## start

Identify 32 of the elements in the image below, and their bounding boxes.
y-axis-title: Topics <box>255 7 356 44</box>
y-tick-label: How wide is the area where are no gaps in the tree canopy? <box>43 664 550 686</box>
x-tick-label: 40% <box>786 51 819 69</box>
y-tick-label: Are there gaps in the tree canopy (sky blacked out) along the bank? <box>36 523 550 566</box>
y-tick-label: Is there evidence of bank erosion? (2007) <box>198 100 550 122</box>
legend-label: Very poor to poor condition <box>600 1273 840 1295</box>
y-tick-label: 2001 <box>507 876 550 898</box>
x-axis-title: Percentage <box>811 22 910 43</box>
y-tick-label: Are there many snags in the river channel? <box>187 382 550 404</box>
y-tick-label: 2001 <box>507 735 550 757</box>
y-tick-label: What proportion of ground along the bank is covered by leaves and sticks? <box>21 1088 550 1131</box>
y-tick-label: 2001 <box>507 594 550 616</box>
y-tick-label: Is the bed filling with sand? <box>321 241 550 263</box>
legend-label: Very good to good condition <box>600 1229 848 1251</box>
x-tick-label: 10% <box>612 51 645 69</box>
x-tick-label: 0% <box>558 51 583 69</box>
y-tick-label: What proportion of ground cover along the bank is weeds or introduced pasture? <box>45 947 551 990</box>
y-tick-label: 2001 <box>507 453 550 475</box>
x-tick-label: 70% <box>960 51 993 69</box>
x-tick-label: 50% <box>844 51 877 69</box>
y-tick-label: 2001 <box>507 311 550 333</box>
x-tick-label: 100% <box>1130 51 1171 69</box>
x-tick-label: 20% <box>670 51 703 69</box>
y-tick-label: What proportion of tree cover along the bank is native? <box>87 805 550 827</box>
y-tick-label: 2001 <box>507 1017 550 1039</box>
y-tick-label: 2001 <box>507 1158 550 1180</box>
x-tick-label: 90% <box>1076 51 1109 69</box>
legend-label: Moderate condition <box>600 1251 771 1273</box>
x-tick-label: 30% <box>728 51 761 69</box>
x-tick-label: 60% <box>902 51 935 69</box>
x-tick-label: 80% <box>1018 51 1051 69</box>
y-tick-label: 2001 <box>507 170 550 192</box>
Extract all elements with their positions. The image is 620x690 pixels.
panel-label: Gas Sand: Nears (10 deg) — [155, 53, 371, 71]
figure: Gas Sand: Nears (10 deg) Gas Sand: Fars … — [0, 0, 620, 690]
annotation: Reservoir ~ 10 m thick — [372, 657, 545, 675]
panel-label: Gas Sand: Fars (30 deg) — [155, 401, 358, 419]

## end

## BRIEF
Copy the rows above verbatim, from their first line through the line that contains "x-tick-label: 0% <box>558 51 583 69</box>", including both.

## SOLUTION FOR THIS TASK
Identify 32 of the elements in the image below, and their bounding boxes.
y-axis-title: Topics <box>255 7 356 44</box>
y-tick-label: How wide is the area where are no gaps in the tree canopy? <box>43 664 550 686</box>
x-tick-label: 40% <box>786 51 819 69</box>
y-tick-label: Are there gaps in the tree canopy (sky blacked out) along the bank? <box>36 523 550 566</box>
y-tick-label: Is there evidence of bank erosion? (2007) <box>198 100 550 122</box>
legend-label: Very poor to poor condition <box>600 1273 840 1295</box>
y-tick-label: 2001 <box>507 876 550 898</box>
x-axis-title: Percentage <box>811 22 910 43</box>
y-tick-label: Are there many snags in the river channel? <box>187 382 550 404</box>
y-tick-label: 2001 <box>507 735 550 757</box>
y-tick-label: What proportion of ground along the bank is covered by leaves and sticks? <box>21 1088 550 1131</box>
y-tick-label: 2001 <box>507 594 550 616</box>
y-tick-label: Is the bed filling with sand? <box>321 241 550 263</box>
legend-label: Very good to good condition <box>600 1229 848 1251</box>
x-tick-label: 10% <box>612 51 645 69</box>
x-tick-label: 0% <box>558 51 583 69</box>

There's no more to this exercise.